What you have to do: Look below for the line with "Output the text content of this document.". Extract that line and each one after it through the last, word for word.

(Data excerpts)

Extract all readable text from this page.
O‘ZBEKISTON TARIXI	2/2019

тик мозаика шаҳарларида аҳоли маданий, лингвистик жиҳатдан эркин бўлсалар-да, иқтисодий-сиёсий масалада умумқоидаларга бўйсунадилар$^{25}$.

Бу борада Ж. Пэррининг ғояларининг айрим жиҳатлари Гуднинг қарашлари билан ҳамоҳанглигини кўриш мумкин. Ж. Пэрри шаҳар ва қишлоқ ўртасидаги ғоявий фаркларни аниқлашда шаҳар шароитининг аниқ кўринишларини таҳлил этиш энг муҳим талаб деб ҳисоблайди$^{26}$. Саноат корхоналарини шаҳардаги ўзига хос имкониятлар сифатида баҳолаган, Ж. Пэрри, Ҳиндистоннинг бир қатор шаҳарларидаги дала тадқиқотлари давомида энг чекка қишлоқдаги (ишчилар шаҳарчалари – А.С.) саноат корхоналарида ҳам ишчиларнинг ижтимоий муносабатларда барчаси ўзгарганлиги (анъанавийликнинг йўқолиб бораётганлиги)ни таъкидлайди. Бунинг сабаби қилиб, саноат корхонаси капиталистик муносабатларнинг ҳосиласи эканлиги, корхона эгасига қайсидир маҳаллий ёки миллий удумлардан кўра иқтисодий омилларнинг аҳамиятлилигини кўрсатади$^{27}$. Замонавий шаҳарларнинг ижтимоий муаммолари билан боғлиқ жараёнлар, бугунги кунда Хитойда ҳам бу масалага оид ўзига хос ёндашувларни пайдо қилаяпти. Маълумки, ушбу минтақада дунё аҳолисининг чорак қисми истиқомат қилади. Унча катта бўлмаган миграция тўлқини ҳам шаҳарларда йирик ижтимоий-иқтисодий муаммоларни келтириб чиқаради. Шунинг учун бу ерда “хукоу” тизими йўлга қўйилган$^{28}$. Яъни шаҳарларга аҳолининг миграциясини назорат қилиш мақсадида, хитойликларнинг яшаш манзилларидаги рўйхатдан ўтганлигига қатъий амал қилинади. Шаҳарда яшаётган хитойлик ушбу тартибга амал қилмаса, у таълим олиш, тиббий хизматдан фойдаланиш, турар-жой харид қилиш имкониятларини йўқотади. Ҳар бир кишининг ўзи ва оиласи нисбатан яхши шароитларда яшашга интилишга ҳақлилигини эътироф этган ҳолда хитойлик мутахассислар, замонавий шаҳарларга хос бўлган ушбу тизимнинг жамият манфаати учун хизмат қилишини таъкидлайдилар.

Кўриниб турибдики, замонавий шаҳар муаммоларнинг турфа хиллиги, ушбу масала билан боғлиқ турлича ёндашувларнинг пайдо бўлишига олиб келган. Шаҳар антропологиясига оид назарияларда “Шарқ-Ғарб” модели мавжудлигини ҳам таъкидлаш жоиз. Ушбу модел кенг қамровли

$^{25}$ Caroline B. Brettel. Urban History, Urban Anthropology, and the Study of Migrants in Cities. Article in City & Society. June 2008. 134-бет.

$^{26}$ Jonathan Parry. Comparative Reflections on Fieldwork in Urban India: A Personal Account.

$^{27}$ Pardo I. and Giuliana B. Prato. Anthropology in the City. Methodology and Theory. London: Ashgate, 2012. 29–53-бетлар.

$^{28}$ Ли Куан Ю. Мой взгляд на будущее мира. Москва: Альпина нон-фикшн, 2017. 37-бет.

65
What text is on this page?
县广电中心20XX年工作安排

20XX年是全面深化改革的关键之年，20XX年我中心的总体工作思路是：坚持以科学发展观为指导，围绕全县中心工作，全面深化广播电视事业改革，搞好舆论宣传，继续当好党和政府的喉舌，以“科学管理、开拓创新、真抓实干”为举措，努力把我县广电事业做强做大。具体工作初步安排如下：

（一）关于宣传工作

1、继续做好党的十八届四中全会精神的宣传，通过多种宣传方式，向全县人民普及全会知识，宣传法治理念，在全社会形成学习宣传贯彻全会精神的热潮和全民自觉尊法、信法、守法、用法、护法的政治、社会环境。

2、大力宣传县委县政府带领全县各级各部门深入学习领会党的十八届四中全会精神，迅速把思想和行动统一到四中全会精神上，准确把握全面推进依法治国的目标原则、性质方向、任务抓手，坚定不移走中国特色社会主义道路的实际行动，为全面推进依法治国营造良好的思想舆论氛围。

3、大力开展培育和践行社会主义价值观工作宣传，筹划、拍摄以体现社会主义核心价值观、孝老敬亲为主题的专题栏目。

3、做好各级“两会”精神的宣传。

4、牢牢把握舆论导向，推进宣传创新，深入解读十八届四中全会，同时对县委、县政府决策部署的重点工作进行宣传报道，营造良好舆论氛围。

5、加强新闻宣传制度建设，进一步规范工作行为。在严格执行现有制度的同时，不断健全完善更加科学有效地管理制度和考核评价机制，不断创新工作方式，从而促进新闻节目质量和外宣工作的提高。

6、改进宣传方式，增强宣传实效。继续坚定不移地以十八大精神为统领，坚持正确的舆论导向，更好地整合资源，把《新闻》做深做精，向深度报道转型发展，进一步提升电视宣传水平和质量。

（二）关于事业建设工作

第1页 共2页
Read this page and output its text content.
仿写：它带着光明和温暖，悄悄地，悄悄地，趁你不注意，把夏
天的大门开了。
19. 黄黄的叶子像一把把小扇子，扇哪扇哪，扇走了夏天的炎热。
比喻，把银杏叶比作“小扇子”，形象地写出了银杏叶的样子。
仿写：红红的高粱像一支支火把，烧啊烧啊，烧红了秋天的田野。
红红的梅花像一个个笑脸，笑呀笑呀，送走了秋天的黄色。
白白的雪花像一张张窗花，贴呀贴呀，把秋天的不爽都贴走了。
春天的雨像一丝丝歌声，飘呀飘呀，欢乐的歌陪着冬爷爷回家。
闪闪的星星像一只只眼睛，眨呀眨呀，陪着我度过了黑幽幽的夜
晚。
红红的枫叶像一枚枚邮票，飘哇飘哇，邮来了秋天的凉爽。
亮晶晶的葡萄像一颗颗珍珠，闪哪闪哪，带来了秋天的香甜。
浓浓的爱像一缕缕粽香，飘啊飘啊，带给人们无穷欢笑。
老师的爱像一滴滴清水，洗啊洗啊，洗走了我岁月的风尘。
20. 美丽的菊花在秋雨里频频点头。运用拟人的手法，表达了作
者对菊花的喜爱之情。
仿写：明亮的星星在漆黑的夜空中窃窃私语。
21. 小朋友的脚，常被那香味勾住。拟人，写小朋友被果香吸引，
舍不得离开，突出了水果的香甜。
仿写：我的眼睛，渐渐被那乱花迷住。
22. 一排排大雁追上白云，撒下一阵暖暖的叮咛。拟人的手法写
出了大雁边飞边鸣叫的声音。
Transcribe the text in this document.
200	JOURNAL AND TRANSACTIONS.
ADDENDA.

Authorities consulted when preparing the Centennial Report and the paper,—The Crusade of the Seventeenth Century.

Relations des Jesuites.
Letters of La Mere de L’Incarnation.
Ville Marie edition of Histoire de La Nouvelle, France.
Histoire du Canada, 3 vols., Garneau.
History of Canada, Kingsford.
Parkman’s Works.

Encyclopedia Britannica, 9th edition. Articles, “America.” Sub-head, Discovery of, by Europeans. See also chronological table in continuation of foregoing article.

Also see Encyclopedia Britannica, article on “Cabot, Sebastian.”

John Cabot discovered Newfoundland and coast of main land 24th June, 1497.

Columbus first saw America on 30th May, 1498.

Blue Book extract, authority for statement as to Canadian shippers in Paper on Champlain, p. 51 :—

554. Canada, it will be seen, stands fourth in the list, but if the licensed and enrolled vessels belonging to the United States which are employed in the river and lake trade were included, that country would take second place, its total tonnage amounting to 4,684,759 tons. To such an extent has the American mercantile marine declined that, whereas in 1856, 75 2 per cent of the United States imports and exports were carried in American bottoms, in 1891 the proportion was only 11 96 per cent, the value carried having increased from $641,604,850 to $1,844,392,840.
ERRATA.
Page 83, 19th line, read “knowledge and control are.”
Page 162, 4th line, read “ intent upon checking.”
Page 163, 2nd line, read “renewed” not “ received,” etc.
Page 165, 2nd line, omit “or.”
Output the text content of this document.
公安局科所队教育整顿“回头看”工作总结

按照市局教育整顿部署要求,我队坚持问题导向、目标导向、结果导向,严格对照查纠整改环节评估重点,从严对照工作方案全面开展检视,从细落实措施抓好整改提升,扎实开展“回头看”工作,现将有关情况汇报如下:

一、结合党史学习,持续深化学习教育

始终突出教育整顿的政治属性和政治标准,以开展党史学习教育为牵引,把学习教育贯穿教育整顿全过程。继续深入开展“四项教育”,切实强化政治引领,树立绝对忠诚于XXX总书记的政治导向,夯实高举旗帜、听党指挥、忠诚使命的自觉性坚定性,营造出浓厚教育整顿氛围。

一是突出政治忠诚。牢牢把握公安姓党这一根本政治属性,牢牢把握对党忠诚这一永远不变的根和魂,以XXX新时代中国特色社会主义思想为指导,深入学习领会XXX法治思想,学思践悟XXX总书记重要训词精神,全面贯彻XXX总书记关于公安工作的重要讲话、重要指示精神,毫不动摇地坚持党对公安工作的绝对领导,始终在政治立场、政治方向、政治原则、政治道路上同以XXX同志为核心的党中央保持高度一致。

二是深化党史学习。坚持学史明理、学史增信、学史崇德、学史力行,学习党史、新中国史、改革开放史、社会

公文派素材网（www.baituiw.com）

Completed task:
Output the text content of this document.
公安局科所队教育整顿“回头看”工作总结

按照市局教育整顿部署要求,我队坚持问题导向、目标导向、结果导向,严格对照查纠整改环节评估重点,从严对照工作方案全面开展检视,从细落实措施抓好整改提升,扎实开展“回头看”工作,现将有关情况汇报如下:

一、结合党史学习,持续深化学习教育

始终突出教育整顿的政治属性和政治标准,以开展党史学习教育为牵引,把学习教育贯穿教育整顿全过程。继续深入开展“四项教育”,切实强化政治引领,树立绝对忠诚于XXX总书记的政治导向,夯实高举旗帜、听党指挥、忠诚使命的自觉性坚定性,营造出浓厚教育整顿氛围。

一是突出政治忠诚。牢牢把握公安姓党这一根本政治属性,牢牢把握对党忠诚这一永远不变的根和魂,以XXX新时代中国特色社会主义思想为指导,深入学习领会XXX法治思想,学思践悟XXX总书记重要训词精神,全面贯彻XXX总书记关于公安工作的重要讲话、重要指示精神,毫不动摇地坚持党对公安工作的绝对领导,始终在政治立场、政治方向、政治原则、政治道路上同以XXX同志为核心的党中央保持高度一致。

二是深化党史学习。坚持学史明理、学史增信、学史崇德、学史力行,学习党史、新中国史、改革开放史、社会

公文派素材网（www.baituiw.com）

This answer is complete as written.